- **Task directions**:
The complete listing should be restated exactly.

Dataset items
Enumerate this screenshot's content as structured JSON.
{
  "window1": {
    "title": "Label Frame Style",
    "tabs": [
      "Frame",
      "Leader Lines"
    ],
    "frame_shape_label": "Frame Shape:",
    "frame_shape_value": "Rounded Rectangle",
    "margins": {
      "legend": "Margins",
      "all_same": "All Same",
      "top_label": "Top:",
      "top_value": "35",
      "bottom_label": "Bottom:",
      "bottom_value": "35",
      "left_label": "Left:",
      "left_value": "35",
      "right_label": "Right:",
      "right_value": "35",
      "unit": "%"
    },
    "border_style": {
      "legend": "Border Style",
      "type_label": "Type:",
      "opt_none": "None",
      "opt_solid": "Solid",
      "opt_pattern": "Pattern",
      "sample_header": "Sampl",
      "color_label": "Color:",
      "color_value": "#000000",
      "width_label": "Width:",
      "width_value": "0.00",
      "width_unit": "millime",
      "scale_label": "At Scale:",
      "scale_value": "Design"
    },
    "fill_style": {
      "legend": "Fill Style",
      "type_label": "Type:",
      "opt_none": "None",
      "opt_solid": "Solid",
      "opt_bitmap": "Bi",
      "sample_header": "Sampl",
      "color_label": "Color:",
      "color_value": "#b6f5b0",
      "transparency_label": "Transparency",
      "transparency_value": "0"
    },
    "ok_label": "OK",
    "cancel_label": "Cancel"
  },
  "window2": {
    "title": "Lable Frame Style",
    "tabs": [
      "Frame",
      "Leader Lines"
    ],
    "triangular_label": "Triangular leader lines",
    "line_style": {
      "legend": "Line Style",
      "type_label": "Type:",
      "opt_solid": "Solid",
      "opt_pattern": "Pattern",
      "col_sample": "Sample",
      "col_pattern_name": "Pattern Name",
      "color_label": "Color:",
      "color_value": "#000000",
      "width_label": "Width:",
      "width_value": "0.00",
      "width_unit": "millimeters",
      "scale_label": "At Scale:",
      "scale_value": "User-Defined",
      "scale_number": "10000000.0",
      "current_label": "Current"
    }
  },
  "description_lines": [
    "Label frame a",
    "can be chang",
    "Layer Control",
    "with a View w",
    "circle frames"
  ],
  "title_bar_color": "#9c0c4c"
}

- **Result below**:
Enumerate this screenshot's content as structured JSON.
{
  "window1": {
    "title": "Label Frame Style",
    "tabs": [
      "Frame",
      "Leader Lines"
    ],
    "frame_shape_label": "Frame Shape:",
    "frame_shape_value": "Rounded Rectangle",
    "margins": {
      "legend": "Margins",
      "all_same": "All Same",
      "top_label": "Top:",
      "top_value": "35",
      "bottom_label": "Bottom:",
      "bottom_value": "35",
      "left_label": "Left:",
      "left_value": "35",
      "right_label": "Right:",
      "right_value": "35",
      "unit": "%"
    },
    "border_style": {
      "legend": "Border Style",
      "type_label": "Type:",
      "opt_none": "None",
      "opt_solid": "Solid",
      "opt_pattern": "Pattern",
      "sample_header": "Sampl",
      "color_label": "Color:",
      "color_value": "#000000",
      "width_label": "Width:",
      "width_value": "0.00",
      "width_unit": "millime",
      "scale_label": "At Scale:",
      "scale_value": "Design"
    },
    "fill_style": {
      "legend": "Fill Style",
      "type_label": "Type:",
      "opt_none": "None",
      "opt_solid": "Solid",
      "opt_bitmap": "Bi",
      "sample_header": "Sampl",
      "color_label": "Color:",
      "color_value": "#b6f5b0",
      "transparency_label": "Transparency",
      "transparency_value": "0"
    },
    "ok_label": "OK",
    "cancel_label": "Cancel"
  },
  "window2": {
    "title": "Lable Frame Style",
    "tabs": [
      "Frame",
      "Leader Lines"
    ],
    "triangular_label": "Triangular leader lines",
    "line_style": {
      "legend": "Line Style",
      "type_label": "Type:",
      "opt_solid": "Solid",
      "opt_pattern": "Pattern",
      "col_sample": "Sample",
      "col_pattern_name": "Pattern Name",
      "color_label": "Color:",
      "color_value": "#000000",
      "width_label": "Width:",
      "width_value": "0.00",
      "width_unit": "millimeters",
      "scale_label": "At Scale:",
      "scale_value": "User-Defined",
      "scale_number": "10000000.0",
      "current_label": "Current"
    }
  },
  "description_lines": [
    "Label frame a",
    "can be chang",
    "Layer Control",
    "with a View w",
    "circle frames"
  ],
  "title_bar_color": "#9c0c4c"
}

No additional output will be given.